What the Real People Are Like
6 September 2003

I did the research for my doctoral dissertation in Liège, Belgium. I spent two periods of time there: first the summer of 1979, and then, having been awarded a fellowship by the Belgian-American Foundation, the academic year 1980-81. During the latter period, I had a room in a building on rue Wazon, more or less directly uphill from the archives where I spent my days. Each of the floors of this building had three rooms, sharing a lavatory; on the première, or what we would call the second floor, there was a bathroom, of which I was one of the few patrons.

The deuxième, or third floor, where I stayed, had only one other occupied room, the third being rented by a man who never appeared. As I understand it, the room was his legal residence, but he lived with his girlfriend, but for some reason—possibly that she was still legally married to an absent husband—he had to have another address on his identity card. In the other room lived, for most of the time I was there, a young American woman, who had come to Belgium as a missionary for an American evangelical Protestant church. She was very friendly, and I was glad to have someone to talk to occasionally. When she left during the winter and moved to Paris, a young Belgian man moved in, usually accompanied by his girlfriend, and later by a kitten which they adopted.

The floor below included two rooms occupied by somewhere between five and seven Moroccan students from the University of Liège. They appeared to sleep in one of the rooms, and cook, eat, and sit around in another. We could cook in our rooms, because each was equipped with a bottle of gas, a gas hotplate, and a small refrigerator. The Moroccans’ food appeared to consist chiefly of onions, and because they never (when they were present and awake) closed their doors, everyone else got to smell it. I don’t remember who lived in the third room at the beginning of the year, but it was later occupied for a short time by a young man from Poland.

__EXERCISE REQUIREMENTS__.
1: Retype the stretch of the Liège passage from "The deuxième, or" through "which they adopted.".
2: According to the Liège passage, what was each room equipped with that made cooking possible?
Rely only on the Liège passage, with no outside knowledge.

__DATASET SECTION__.
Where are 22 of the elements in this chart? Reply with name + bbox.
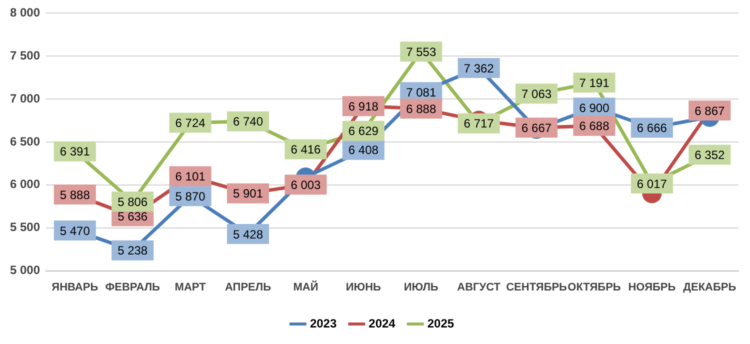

__ANSWERS GIVEN__.
1:
The deuxième, or third floor, where I stayed, had only one other occupied room, the third being rented by a man who never appeared. As I understand it, the room was his legal residence, but he lived with his girlfriend, but for some reason—possibly that she was still legally married to an absent husband—he had to have another address on his identity card. In the other room lived, for most of the time I was there, a young American woman, who had come to Belgium as a missionary for an American evangelical Protestant church. She was very friendly, and I was glad to have someone to talk to occasionally. When she left during the winter and moved to Paris, a young Belgian man moved in, usually accompanied by his girlfriend, and later by a kitten which they adopted.

2: A bottle of gas, a gas hotplate, and a small refrigerator.